- [What to work on]:
All the data should be repeated exactly. Any image in it is left out.

**** Information supplied

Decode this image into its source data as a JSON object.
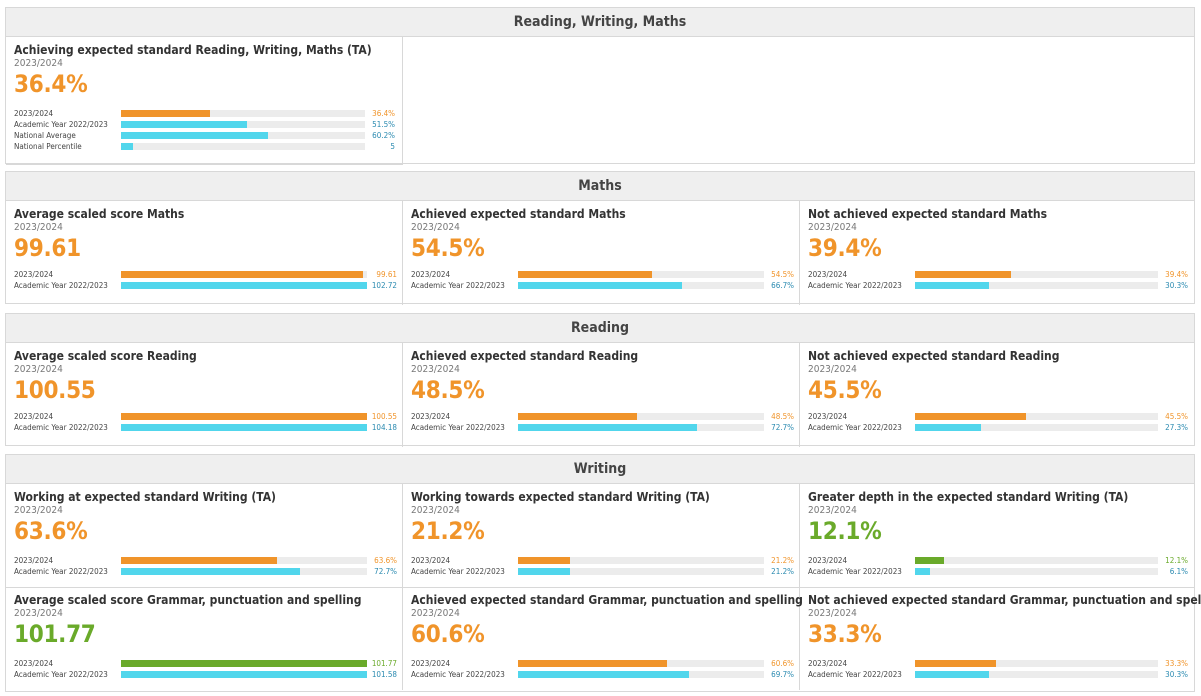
{
  "colors": {
    "orange": "#f0942a",
    "cyan": "#51d6ec",
    "green": "#6aaa2a",
    "blue_text": "#2a8ab0"
  },
  "sections": [
    {
      "title": "Reading, Writing, Maths",
      "cards": [
        {
          "title": "Achieving expected standard Reading, Writing, Maths (TA)",
          "subtitle": "2023/2024",
          "value": "36.4%",
          "value_color": "orange",
          "bars": [
            {
              "label": "2023/2024",
              "value_text": "36.4%",
              "fraction": 0.364,
              "color": "orange"
            },
            {
              "label": "Academic Year 2022/2023",
              "value_text": "51.5%",
              "fraction": 0.515,
              "color": "cyan"
            },
            {
              "label": "National Average",
              "value_text": "60.2%",
              "fraction": 0.602,
              "color": "cyan"
            },
            {
              "label": "National Percentile",
              "value_text": "5",
              "fraction": 0.05,
              "color": "cyan"
            }
          ]
        }
      ]
    },
    {
      "title": "Maths",
      "cards": [
        {
          "title": "Average scaled score Maths",
          "subtitle": "2023/2024",
          "value": "99.61",
          "value_color": "orange",
          "bars": [
            {
              "label": "2023/2024",
              "value_text": "99.61",
              "fraction": 0.985,
              "color": "orange"
            },
            {
              "label": "Academic Year 2022/2023",
              "value_text": "102.72",
              "fraction": 1.0,
              "color": "cyan"
            }
          ]
        },
        {
          "title": "Achieved expected standard Maths",
          "subtitle": "2023/2024",
          "value": "54.5%",
          "value_color": "orange",
          "bars": [
            {
              "label": "2023/2024",
              "value_text": "54.5%",
              "fraction": 0.545,
              "color": "orange"
            },
            {
              "label": "Academic Year 2022/2023",
              "value_text": "66.7%",
              "fraction": 0.667,
              "color": "cyan"
            }
          ]
        },
        {
          "title": "Not achieved expected standard Maths",
          "subtitle": "2023/2024",
          "value": "39.4%",
          "value_color": "orange",
          "bars": [
            {
              "label": "2023/2024",
              "value_text": "39.4%",
              "fraction": 0.394,
              "color": "orange"
            },
            {
              "label": "Academic Year 2022/2023",
              "value_text": "30.3%",
              "fraction": 0.303,
              "color": "cyan"
            }
          ]
        }
      ]
    },
    {
      "title": "Reading",
      "cards": [
        {
          "title": "Average scaled score Reading",
          "subtitle": "2023/2024",
          "value": "100.55",
          "value_color": "orange",
          "bars": [
            {
              "label": "2023/2024",
              "value_text": "100.55",
              "fraction": 1.0,
              "color": "orange"
            },
            {
              "label": "Academic Year 2022/2023",
              "value_text": "104.18",
              "fraction": 1.0,
              "color": "cyan"
            }
          ]
        },
        {
          "title": "Achieved expected standard Reading",
          "subtitle": "2023/2024",
          "value": "48.5%",
          "value_color": "orange",
          "bars": [
            {
              "label": "2023/2024",
              "value_text": "48.5%",
              "fraction": 0.485,
              "color": "orange"
            },
            {
              "label": "Academic Year 2022/2023",
              "value_text": "72.7%",
              "fraction": 0.727,
              "color": "cyan"
            }
          ]
        },
        {
          "title": "Not achieved expected standard Reading",
          "subtitle": "2023/2024",
          "value": "45.5%",
          "value_color": "orange",
          "bars": [
            {
              "label": "2023/2024",
              "value_text": "45.5%",
              "fraction": 0.455,
              "color": "orange"
            },
            {
              "label": "Academic Year 2022/2023",
              "value_text": "27.3%",
              "fraction": 0.273,
              "color": "cyan"
            }
          ]
        }
      ]
    },
    {
      "title": "Writing",
      "cards": [
        {
          "title": "Working at expected standard Writing (TA)",
          "subtitle": "2023/2024",
          "value": "63.6%",
          "value_color": "orange",
          "bars": [
            {
              "label": "2023/2024",
              "value_text": "63.6%",
              "fraction": 0.636,
              "color": "orange"
            },
            {
              "label": "Academic Year 2022/2023",
              "value_text": "72.7%",
              "fraction": 0.727,
              "color": "cyan"
            }
          ]
        },
        {
          "title": "Working towards expected standard Writing (TA)",
          "subtitle": "2023/2024",
          "value": "21.2%",
          "value_color": "orange",
          "bars": [
            {
              "label": "2023/2024",
              "value_text": "21.2%",
              "fraction": 0.212,
              "color": "orange"
            },
            {
              "label": "Academic Year 2022/2023",
              "value_text": "21.2%",
              "fraction": 0.212,
              "color": "cyan"
            }
          ]
        },
        {
          "title": "Greater depth in the expected standard Writing (TA)",
          "subtitle": "2023/2024",
          "value": "12.1%",
          "value_color": "green",
          "bars": [
            {
              "label": "2023/2024",
              "value_text": "12.1%",
              "fraction": 0.121,
              "color": "green"
            },
            {
              "label": "Academic Year 2022/2023",
              "value_text": "6.1%",
              "fraction": 0.061,
              "color": "cyan"
            }
          ]
        },
        {
          "title": "Average scaled score Grammar, punctuation and spelling",
          "subtitle": "2023/2024",
          "value": "101.77",
          "value_color": "green",
          "bars": [
            {
              "label": "2023/2024",
              "value_text": "101.77",
              "fraction": 1.0,
              "color": "green"
            },
            {
              "label": "Academic Year 2022/2023",
              "value_text": "101.58",
              "fraction": 1.0,
              "color": "cyan"
            }
          ]
        },
        {
          "title": "Achieved expected standard Grammar, punctuation and spelling",
          "subtitle": "2023/2024",
          "value": "60.6%",
          "value_color": "orange",
          "bars": [
            {
              "label": "2023/2024",
              "value_text": "60.6%",
              "fraction": 0.606,
              "color": "orange"
            },
            {
              "label": "Academic Year 2022/2023",
              "value_text": "69.7%",
              "fraction": 0.697,
              "color": "cyan"
            }
          ]
        },
        {
          "title": "Not achieved expected standard Grammar, punctuation and spelling",
          "subtitle": "2023/2024",
          "value": "33.3%",
          "value_color": "orange",
          "bars": [
            {
              "label": "2023/2024",
              "value_text": "33.3%",
              "fraction": 0.333,
              "color": "orange"
            },
            {
              "label": "Academic Year 2022/2023",
              "value_text": "30.3%",
              "fraction": 0.303,
              "color": "cyan"
            }
          ]
        }
      ]
    }
  ]
}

********

- [The completed task]:
Decode this image into its source data as a JSON object.
{
  "colors": {
    "orange": "#f0942a",
    "cyan": "#51d6ec",
    "green": "#6aaa2a",
    "blue_text": "#2a8ab0"
  },
  "sections": [
    {
      "title": "Reading, Writing, Maths",
      "cards": [
        {
          "title": "Achieving expected standard Reading, Writing, Maths (TA)",
          "subtitle": "2023/2024",
          "value": "36.4%",
          "value_color": "orange",
          "bars": [
            {
              "label": "2023/2024",
              "value_text": "36.4%",
              "fraction": 0.364,
              "color": "orange"
            },
            {
              "label": "Academic Year 2022/2023",
              "value_text": "51.5%",
              "fraction": 0.515,
              "color": "cyan"
            },
            {
              "label": "National Average",
              "value_text": "60.2%",
              "fraction": 0.602,
              "color": "cyan"
            },
            {
              "label": "National Percentile",
              "value_text": "5",
              "fraction": 0.05,
              "color": "cyan"
            }
          ]
        }
      ]
    },
    {
      "title": "Maths",
      "cards": [
        {
          "title": "Average scaled score Maths",
          "subtitle": "2023/2024",
          "value": "99.61",
          "value_color": "orange",
          "bars": [
            {
              "label": "2023/2024",
              "value_text": "99.61",
              "fraction": 0.985,
              "color": "orange"
            },
            {
              "label": "Academic Year 2022/2023",
              "value_text": "102.72",
              "fraction": 1.0,
              "color": "cyan"
            }
          ]
        },
        {
          "title": "Achieved expected standard Maths",
          "subtitle": "2023/2024",
          "value": "54.5%",
          "value_color": "orange",
          "bars": [
            {
              "label": "2023/2024",
              "value_text": "54.5%",
              "fraction": 0.545,
              "color": "orange"
            },
            {
              "label": "Academic Year 2022/2023",
              "value_text": "66.7%",
              "fraction": 0.667,
              "color": "cyan"
            }
          ]
        },
        {
          "title": "Not achieved expected standard Maths",
          "subtitle": "2023/2024",
          "value": "39.4%",
          "value_color": "orange",
          "bars": [
            {
              "label": "2023/2024",
              "value_text": "39.4%",
              "fraction": 0.394,
              "color": "orange"
            },
            {
              "label": "Academic Year 2022/2023",
              "value_text": "30.3%",
              "fraction": 0.303,
              "color": "cyan"
            }
          ]
        }
      ]
    },
    {
      "title": "Reading",
      "cards": [
        {
          "title": "Average scaled score Reading",
          "subtitle": "2023/2024",
          "value": "100.55",
          "value_color": "orange",
          "bars": [
            {
              "label": "2023/2024",
              "value_text": "100.55",
              "fraction": 1.0,
              "color": "orange"
            },
            {
              "label": "Academic Year 2022/2023",
              "value_text": "104.18",
              "fraction": 1.0,
              "color": "cyan"
            }
          ]
        },
        {
          "title": "Achieved expected standard Reading",
          "subtitle": "2023/2024",
          "value": "48.5%",
          "value_color": "orange",
          "bars": [
            {
              "label": "2023/2024",
              "value_text": "48.5%",
              "fraction": 0.485,
              "color": "orange"
            },
            {
              "label": "Academic Year 2022/2023",
              "value_text": "72.7%",
              "fraction": 0.727,
              "color": "cyan"
            }
          ]
        },
        {
          "title": "Not achieved expected standard Reading",
          "subtitle": "2023/2024",
          "value": "45.5%",
          "value_color": "orange",
          "bars": [
            {
              "label": "2023/2024",
              "value_text": "45.5%",
              "fraction": 0.455,
              "color": "orange"
            },
            {
              "label": "Academic Year 2022/2023",
              "value_text": "27.3%",
              "fraction": 0.273,
              "color": "cyan"
            }
          ]
        }
      ]
    },
    {
      "title": "Writing",
      "cards": [
        {
          "title": "Working at expected standard Writing (TA)",
          "subtitle": "2023/2024",
          "value": "63.6%",
          "value_color": "orange",
          "bars": [
            {
              "label": "2023/2024",
              "value_text": "63.6%",
              "fraction": 0.636,
              "color": "orange"
            },
            {
              "label": "Academic Year 2022/2023",
              "value_text": "72.7%",
              "fraction": 0.727,
              "color": "cyan"
            }
          ]
        },
        {
          "title": "Working towards expected standard Writing (TA)",
          "subtitle": "2023/2024",
          "value": "21.2%",
          "value_color": "orange",
          "bars": [
            {
              "label": "2023/2024",
              "value_text": "21.2%",
              "fraction": 0.212,
              "color": "orange"
            },
            {
              "label": "Academic Year 2022/2023",
              "value_text": "21.2%",
              "fraction": 0.212,
              "color": "cyan"
            }
          ]
        },
        {
          "title": "Greater depth in the expected standard Writing (TA)",
          "subtitle": "2023/2024",
          "value": "12.1%",
          "value_color": "green",
          "bars": [
            {
              "label": "2023/2024",
              "value_text": "12.1%",
              "fraction": 0.121,
              "color": "green"
            },
            {
              "label": "Academic Year 2022/2023",
              "value_text": "6.1%",
              "fraction": 0.061,
              "color": "cyan"
            }
          ]
        },
        {
          "title": "Average scaled score Grammar, punctuation and spelling",
          "subtitle": "2023/2024",
          "value": "101.77",
          "value_color": "green",
          "bars": [
            {
              "label": "2023/2024",
              "value_text": "101.77",
              "fraction": 1.0,
              "color": "green"
            },
            {
              "label": "Academic Year 2022/2023",
              "value_text": "101.58",
              "fraction": 1.0,
              "color": "cyan"
            }
          ]
        },
        {
          "title": "Achieved expected standard Grammar, punctuation and spelling",
          "subtitle": "2023/2024",
          "value": "60.6%",
          "value_color": "orange",
          "bars": [
            {
              "label": "2023/2024",
              "value_text": "60.6%",
              "fraction": 0.606,
              "color": "orange"
            },
            {
              "label": "Academic Year 2022/2023",
              "value_text": "69.7%",
              "fraction": 0.697,
              "color": "cyan"
            }
          ]
        },
        {
          "title": "Not achieved expected standard Grammar, punctuation and spelling",
          "subtitle": "2023/2024",
          "value": "33.3%",
          "value_color": "orange",
          "bars": [
            {
              "label": "2023/2024",
              "value_text": "33.3%",
              "fraction": 0.333,
              "color": "orange"
            },
            {
              "label": "Academic Year 2022/2023",
              "value_text": "30.3%",
              "fraction": 0.303,
              "color": "cyan"
            }
          ]
        }
      ]
    }
  ]
}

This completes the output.